> **Given information**

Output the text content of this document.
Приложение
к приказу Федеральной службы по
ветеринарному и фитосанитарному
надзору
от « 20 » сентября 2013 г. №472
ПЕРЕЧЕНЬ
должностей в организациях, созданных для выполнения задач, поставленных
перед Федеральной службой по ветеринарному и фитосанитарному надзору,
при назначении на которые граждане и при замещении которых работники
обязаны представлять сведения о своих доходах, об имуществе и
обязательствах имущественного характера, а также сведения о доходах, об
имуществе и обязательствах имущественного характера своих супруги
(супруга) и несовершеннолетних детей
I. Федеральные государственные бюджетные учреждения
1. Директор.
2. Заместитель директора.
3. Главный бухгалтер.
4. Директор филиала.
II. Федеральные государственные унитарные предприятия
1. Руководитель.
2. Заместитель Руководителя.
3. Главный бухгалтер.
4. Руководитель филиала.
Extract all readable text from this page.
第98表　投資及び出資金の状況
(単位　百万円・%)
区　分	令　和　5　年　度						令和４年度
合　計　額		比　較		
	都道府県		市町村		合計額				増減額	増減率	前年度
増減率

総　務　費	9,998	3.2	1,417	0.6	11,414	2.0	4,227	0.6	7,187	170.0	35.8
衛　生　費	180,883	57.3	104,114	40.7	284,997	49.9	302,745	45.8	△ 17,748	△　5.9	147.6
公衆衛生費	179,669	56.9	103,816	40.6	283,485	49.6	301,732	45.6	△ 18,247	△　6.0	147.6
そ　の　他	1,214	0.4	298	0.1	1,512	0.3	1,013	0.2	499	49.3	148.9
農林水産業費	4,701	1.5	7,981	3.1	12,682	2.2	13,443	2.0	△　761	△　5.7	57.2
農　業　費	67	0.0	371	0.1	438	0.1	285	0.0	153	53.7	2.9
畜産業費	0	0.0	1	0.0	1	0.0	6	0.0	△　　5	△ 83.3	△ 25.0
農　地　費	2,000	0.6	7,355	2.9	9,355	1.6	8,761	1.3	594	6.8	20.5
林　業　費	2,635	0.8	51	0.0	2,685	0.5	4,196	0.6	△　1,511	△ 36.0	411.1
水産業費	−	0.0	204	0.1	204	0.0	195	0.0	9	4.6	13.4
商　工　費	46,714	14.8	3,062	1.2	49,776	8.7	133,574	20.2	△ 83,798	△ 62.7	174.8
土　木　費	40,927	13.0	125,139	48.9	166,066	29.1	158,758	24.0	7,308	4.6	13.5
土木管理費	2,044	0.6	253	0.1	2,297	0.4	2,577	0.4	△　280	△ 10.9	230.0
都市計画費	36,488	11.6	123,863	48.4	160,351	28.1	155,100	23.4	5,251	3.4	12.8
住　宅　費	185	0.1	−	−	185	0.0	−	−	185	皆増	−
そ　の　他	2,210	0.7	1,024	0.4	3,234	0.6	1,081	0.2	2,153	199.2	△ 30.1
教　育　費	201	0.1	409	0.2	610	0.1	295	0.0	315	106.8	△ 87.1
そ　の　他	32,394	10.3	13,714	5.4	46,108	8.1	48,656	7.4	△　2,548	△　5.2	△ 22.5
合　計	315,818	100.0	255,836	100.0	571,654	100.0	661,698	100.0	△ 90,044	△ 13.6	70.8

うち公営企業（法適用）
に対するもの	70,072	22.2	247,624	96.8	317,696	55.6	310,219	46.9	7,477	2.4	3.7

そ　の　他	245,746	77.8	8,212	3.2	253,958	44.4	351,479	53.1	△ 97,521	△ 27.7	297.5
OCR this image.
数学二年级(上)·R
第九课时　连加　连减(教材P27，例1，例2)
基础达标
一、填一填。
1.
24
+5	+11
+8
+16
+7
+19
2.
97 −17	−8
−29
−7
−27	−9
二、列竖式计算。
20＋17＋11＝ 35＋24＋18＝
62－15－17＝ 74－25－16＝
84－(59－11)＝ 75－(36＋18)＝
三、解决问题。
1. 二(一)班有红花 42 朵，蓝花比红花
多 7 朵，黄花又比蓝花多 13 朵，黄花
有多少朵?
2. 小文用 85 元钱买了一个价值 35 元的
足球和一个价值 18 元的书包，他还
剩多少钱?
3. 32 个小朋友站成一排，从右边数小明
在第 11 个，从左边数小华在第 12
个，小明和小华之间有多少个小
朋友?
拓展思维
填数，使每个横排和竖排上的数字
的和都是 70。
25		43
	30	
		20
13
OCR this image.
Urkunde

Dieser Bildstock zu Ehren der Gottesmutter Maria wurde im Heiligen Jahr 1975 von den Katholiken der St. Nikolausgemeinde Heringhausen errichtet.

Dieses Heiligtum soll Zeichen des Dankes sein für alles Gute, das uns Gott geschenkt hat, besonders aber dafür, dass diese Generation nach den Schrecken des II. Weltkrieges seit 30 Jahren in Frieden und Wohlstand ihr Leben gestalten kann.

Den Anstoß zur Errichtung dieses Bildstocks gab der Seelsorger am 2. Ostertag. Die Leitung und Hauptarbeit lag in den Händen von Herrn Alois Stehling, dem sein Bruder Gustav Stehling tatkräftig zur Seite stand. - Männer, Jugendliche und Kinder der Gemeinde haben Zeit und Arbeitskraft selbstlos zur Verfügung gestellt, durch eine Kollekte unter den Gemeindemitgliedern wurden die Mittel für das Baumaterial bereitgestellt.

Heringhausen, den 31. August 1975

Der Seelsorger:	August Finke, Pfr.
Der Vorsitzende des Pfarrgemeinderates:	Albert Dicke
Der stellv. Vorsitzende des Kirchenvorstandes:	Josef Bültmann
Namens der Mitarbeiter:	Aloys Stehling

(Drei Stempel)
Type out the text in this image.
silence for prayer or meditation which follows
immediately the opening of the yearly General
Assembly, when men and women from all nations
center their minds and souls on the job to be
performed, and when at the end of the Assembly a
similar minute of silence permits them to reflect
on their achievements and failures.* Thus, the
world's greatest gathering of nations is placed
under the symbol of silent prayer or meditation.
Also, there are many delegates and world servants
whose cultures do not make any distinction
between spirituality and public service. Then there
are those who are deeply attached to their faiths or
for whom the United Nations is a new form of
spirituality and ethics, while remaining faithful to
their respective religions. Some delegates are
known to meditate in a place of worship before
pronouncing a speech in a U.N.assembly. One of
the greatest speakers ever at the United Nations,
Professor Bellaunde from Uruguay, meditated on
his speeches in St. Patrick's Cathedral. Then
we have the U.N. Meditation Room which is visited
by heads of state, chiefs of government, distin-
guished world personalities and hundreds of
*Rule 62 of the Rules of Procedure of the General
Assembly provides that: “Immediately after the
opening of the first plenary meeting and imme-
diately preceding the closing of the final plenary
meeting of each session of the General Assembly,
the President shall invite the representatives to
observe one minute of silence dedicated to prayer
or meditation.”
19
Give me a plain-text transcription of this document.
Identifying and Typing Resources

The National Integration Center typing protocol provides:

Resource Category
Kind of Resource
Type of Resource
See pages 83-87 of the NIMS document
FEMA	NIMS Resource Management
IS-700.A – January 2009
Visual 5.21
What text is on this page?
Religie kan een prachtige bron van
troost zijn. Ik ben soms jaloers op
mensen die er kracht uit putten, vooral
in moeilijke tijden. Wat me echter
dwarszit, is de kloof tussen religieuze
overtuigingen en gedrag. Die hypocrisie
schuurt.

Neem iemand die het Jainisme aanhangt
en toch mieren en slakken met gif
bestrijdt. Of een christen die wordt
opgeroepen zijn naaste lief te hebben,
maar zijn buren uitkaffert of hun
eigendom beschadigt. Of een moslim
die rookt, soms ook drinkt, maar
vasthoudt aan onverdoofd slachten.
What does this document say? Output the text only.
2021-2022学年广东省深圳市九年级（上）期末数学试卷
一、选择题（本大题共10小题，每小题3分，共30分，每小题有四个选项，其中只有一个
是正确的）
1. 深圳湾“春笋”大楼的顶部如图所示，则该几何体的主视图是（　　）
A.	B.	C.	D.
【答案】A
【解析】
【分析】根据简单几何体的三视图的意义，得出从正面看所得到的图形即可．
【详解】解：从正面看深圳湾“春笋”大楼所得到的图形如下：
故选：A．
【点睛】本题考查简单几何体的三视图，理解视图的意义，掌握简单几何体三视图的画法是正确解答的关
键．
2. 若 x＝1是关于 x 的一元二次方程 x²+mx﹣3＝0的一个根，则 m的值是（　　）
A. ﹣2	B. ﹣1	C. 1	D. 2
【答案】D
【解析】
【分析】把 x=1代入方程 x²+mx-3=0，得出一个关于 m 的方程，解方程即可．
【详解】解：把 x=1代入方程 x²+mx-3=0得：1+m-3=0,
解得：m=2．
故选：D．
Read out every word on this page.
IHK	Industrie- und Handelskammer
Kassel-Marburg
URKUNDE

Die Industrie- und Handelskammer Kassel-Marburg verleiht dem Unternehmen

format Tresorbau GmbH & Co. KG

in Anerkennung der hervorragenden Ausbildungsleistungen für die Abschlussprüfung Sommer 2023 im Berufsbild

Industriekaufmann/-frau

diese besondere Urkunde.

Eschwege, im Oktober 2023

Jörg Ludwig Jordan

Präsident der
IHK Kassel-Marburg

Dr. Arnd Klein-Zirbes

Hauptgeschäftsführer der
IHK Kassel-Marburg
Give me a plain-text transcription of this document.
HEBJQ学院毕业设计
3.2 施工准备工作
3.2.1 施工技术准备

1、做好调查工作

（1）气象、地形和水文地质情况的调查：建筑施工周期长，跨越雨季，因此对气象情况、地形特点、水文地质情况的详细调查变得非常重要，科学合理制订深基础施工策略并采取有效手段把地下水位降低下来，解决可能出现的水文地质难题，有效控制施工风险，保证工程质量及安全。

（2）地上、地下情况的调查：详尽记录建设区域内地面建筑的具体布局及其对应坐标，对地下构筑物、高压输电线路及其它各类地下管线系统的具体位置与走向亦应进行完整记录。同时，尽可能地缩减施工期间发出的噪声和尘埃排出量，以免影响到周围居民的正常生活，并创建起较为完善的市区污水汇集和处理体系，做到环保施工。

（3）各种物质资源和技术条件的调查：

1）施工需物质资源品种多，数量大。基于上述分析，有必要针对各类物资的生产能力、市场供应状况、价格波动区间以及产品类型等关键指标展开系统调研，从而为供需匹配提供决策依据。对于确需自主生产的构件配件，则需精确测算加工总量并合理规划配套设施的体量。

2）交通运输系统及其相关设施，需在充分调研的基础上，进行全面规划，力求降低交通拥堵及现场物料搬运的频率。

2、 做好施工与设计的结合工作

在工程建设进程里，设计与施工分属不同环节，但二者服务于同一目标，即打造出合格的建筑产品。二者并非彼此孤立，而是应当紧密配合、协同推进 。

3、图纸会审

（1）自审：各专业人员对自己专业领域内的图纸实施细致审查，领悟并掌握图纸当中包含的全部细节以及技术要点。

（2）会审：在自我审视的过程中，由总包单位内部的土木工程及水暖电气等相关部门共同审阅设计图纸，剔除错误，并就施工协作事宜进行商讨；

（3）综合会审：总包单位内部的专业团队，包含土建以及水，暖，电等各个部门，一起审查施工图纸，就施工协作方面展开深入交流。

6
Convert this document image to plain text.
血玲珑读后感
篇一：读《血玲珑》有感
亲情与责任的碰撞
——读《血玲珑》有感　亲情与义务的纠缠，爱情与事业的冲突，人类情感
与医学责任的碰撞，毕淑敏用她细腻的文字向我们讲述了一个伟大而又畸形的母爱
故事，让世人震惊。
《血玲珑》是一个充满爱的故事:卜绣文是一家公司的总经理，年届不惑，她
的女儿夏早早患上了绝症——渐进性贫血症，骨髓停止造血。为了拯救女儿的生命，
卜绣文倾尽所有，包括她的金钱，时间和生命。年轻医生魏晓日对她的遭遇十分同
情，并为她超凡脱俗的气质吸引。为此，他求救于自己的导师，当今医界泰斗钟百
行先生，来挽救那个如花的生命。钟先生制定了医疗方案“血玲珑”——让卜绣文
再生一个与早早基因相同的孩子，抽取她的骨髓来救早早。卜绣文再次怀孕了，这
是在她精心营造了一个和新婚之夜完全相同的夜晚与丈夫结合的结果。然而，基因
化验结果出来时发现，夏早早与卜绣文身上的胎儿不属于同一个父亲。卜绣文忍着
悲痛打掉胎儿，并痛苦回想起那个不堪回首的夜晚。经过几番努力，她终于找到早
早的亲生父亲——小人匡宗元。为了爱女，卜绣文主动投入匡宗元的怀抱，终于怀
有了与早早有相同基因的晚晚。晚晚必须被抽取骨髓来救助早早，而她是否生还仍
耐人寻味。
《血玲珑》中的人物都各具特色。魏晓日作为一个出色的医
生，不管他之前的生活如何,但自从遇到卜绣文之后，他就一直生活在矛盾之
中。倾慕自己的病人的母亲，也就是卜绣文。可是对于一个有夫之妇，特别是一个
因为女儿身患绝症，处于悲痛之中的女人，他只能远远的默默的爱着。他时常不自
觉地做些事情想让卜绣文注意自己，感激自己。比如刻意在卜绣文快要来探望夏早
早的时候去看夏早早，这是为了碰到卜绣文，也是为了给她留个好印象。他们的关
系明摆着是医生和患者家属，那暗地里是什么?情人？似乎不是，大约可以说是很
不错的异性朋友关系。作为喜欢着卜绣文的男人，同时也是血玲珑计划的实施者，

> **Task description**
Copy out every line of the data that includes the word "sein".

> **Response to this task**
Dieses Heiligtum soll Zeichen des Dankes sein für alles Gute, das uns Gott geschenkt hat, besonders aber dafür, dass diese Generation nach den Schrecken des II. Weltkrieges seit 30 Jahren in Frieden und Wohlstand ihr Leben gestalten kann.
Den Anstoß zur Errichtung dieses Bildstocks gab der Seelsorger am 2. Ostertag. Die Leitung und Hauptarbeit lag in den Händen von Herrn Alois Stehling, dem sein Bruder Gustav Stehling tatkräftig zur Seite stand. - Männer, Jugendliche und Kinder der Gemeinde haben Zeit und Arbeitskraft selbstlos zur Verfügung gestellt, durch eine Kollekte unter den Gemeindemitgliedern wurden die Mittel für das Baumaterial bereitgestellt.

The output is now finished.